## Recorded information
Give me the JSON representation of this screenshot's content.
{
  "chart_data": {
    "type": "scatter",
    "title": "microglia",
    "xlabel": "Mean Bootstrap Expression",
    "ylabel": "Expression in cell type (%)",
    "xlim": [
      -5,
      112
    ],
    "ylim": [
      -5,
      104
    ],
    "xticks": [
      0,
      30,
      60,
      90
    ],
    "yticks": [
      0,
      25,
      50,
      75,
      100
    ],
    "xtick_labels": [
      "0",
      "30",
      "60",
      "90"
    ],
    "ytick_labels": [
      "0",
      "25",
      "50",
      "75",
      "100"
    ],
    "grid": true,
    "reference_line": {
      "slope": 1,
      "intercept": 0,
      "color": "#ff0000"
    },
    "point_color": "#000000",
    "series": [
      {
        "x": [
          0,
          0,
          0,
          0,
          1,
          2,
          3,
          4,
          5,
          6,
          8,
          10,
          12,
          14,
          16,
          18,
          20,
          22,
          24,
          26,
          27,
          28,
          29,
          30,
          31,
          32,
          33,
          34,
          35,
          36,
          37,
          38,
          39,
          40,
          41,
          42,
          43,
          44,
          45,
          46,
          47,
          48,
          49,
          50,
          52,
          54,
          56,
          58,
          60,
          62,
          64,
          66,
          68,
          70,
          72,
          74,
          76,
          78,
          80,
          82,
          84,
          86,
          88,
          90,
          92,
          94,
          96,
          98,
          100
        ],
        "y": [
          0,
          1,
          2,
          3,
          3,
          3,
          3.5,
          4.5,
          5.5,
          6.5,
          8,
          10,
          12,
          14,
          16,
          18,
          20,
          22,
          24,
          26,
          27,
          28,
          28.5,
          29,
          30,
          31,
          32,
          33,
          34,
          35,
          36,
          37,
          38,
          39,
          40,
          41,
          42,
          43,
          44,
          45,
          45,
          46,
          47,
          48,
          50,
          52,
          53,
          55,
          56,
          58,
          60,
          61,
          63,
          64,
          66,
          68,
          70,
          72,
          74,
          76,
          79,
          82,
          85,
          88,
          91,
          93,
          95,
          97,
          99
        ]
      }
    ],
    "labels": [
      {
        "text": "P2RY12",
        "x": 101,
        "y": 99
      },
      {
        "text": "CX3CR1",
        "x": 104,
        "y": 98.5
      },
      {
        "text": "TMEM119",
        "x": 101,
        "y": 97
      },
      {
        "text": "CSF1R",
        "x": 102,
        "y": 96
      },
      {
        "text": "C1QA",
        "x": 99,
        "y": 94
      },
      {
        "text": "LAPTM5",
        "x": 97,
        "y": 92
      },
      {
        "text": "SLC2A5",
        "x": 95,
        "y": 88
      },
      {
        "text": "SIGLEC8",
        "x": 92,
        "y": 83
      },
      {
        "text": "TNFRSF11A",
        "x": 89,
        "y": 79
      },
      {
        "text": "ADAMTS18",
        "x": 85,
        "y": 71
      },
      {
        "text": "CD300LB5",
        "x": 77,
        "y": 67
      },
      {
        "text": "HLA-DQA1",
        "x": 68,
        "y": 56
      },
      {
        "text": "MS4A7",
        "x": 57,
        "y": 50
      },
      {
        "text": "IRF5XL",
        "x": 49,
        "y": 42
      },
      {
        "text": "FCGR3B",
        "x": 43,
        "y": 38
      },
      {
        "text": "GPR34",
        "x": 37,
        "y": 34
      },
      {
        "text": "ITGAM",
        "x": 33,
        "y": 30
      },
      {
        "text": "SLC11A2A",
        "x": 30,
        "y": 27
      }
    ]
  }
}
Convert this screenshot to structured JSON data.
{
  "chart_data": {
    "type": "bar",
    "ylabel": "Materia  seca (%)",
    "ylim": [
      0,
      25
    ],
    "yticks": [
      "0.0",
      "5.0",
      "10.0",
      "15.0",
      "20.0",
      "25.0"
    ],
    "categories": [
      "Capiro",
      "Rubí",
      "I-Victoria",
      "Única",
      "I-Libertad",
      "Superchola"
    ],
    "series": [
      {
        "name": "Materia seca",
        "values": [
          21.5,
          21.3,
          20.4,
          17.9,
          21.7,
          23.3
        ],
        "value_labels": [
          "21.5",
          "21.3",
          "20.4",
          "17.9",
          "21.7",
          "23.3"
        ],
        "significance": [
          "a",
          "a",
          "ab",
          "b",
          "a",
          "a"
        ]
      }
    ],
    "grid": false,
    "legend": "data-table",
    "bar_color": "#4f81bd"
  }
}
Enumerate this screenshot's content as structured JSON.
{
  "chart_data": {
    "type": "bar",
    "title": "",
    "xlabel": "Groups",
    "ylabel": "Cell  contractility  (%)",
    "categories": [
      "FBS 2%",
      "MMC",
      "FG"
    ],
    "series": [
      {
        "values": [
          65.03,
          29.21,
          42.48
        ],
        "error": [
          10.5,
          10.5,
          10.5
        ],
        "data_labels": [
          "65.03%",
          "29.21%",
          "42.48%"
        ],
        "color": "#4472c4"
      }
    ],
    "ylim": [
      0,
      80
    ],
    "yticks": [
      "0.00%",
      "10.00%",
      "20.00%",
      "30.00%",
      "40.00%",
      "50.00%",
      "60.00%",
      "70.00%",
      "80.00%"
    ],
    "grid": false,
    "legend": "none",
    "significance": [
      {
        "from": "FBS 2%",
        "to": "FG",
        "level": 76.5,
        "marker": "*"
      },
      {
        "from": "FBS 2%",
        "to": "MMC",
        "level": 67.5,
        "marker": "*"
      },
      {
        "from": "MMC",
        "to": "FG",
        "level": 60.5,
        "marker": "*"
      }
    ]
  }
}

## Stated exercise
Copy each line of the data above without altering a single character.

## Output of the exercise
Give me the JSON representation of this screenshot's content.
{
  "chart_data": {
    "type": "scatter",
    "title": "microglia",
    "xlabel": "Mean Bootstrap Expression",
    "ylabel": "Expression in cell type (%)",
    "xlim": [
      -5,
      112
    ],
    "ylim": [
      -5,
      104
    ],
    "xticks": [
      0,
      30,
      60,
      90
    ],
    "yticks": [
      0,
      25,
      50,
      75,
      100
    ],
    "xtick_labels": [
      "0",
      "30",
      "60",
      "90"
    ],
    "ytick_labels": [
      "0",
      "25",
      "50",
      "75",
      "100"
    ],
    "grid": true,
    "reference_line": {
      "slope": 1,
      "intercept": 0,
      "color": "#ff0000"
    },
    "point_color": "#000000",
    "series": [
      {
        "x": [
          0,
          0,
          0,
          0,
          1,
          2,
          3,
          4,
          5,
          6,
          8,
          10,
          12,
          14,
          16,
          18,
          20,
          22,
          24,
          26,
          27,
          28,
          29,
          30,
          31,
          32,
          33,
          34,
          35,
          36,
          37,
          38,
          39,
          40,
          41,
          42,
          43,
          44,
          45,
          46,
          47,
          48,
          49,
          50,
          52,
          54,
          56,
          58,
          60,
          62,
          64,
          66,
          68,
          70,
          72,
          74,
          76,
          78,
          80,
          82,
          84,
          86,
          88,
          90,
          92,
          94,
          96,
          98,
          100
        ],
        "y": [
          0,
          1,
          2,
          3,
          3,
          3,
          3.5,
          4.5,
          5.5,
          6.5,
          8,
          10,
          12,
          14,
          16,
          18,
          20,
          22,
          24,
          26,
          27,
          28,
          28.5,
          29,
          30,
          31,
          32,
          33,
          34,
          35,
          36,
          37,
          38,
          39,
          40,
          41,
          42,
          43,
          44,
          45,
          45,
          46,
          47,
          48,
          50,
          52,
          53,
          55,
          56,
          58,
          60,
          61,
          63,
          64,
          66,
          68,
          70,
          72,
          74,
          76,
          79,
          82,
          85,
          88,
          91,
          93,
          95,
          97,
          99
        ]
      }
    ],
    "labels": [
      {
        "text": "P2RY12",
        "x": 101,
        "y": 99
      },
      {
        "text": "CX3CR1",
        "x": 104,
        "y": 98.5
      },
      {
        "text": "TMEM119",
        "x": 101,
        "y": 97
      },
      {
        "text": "CSF1R",
        "x": 102,
        "y": 96
      },
      {
        "text": "C1QA",
        "x": 99,
        "y": 94
      },
      {
        "text": "LAPTM5",
        "x": 97,
        "y": 92
      },
      {
        "text": "SLC2A5",
        "x": 95,
        "y": 88
      },
      {
        "text": "SIGLEC8",
        "x": 92,
        "y": 83
      },
      {
        "text": "TNFRSF11A",
        "x": 89,
        "y": 79
      },
      {
        "text": "ADAMTS18",
        "x": 85,
        "y": 71
      },
      {
        "text": "CD300LB5",
        "x": 77,
        "y": 67
      },
      {
        "text": "HLA-DQA1",
        "x": 68,
        "y": 56
      },
      {
        "text": "MS4A7",
        "x": 57,
        "y": 50
      },
      {
        "text": "IRF5XL",
        "x": 49,
        "y": 42
      },
      {
        "text": "FCGR3B",
        "x": 43,
        "y": 38
      },
      {
        "text": "GPR34",
        "x": 37,
        "y": 34
      },
      {
        "text": "ITGAM",
        "x": 33,
        "y": 30
      },
      {
        "text": "SLC11A2A",
        "x": 30,
        "y": 27
      }
    ]
  }
}
Convert this screenshot to structured JSON data.
{
  "chart_data": {
    "type": "bar",
    "ylabel": "Materia  seca (%)",
    "ylim": [
      0,
      25
    ],
    "yticks": [
      "0.0",
      "5.0",
      "10.0",
      "15.0",
      "20.0",
      "25.0"
    ],
    "categories": [
      "Capiro",
      "Rubí",
      "I-Victoria",
      "Única",
      "I-Libertad",
      "Superchola"
    ],
    "series": [
      {
        "name": "Materia seca",
        "values": [
          21.5,
          21.3,
          20.4,
          17.9,
          21.7,
          23.3
        ],
        "value_labels": [
          "21.5",
          "21.3",
          "20.4",
          "17.9",
          "21.7",
          "23.3"
        ],
        "significance": [
          "a",
          "a",
          "ab",
          "b",
          "a",
          "a"
        ]
      }
    ],
    "grid": false,
    "legend": "data-table",
    "bar_color": "#4f81bd"
  }
}
Enumerate this screenshot's content as structured JSON.
{
  "chart_data": {
    "type": "bar",
    "title": "",
    "xlabel": "Groups",
    "ylabel": "Cell  contractility  (%)",
    "categories": [
      "FBS 2%",
      "MMC",
      "FG"
    ],
    "series": [
      {
        "values": [
          65.03,
          29.21,
          42.48
        ],
        "error": [
          10.5,
          10.5,
          10.5
        ],
        "data_labels": [
          "65.03%",
          "29.21%",
          "42.48%"
        ],
        "color": "#4472c4"
      }
    ],
    "ylim": [
      0,
      80
    ],
    "yticks": [
      "0.00%",
      "10.00%",
      "20.00%",
      "30.00%",
      "40.00%",
      "50.00%",
      "60.00%",
      "70.00%",
      "80.00%"
    ],
    "grid": false,
    "legend": "none",
    "significance": [
      {
        "from": "FBS 2%",
        "to": "FG",
        "level": 76.5,
        "marker": "*"
      },
      {
        "from": "FBS 2%",
        "to": "MMC",
        "level": 67.5,
        "marker": "*"
      },
      {
        "from": "MMC",
        "to": "FG",
        "level": 60.5,
        "marker": "*"
      }
    ]
  }
}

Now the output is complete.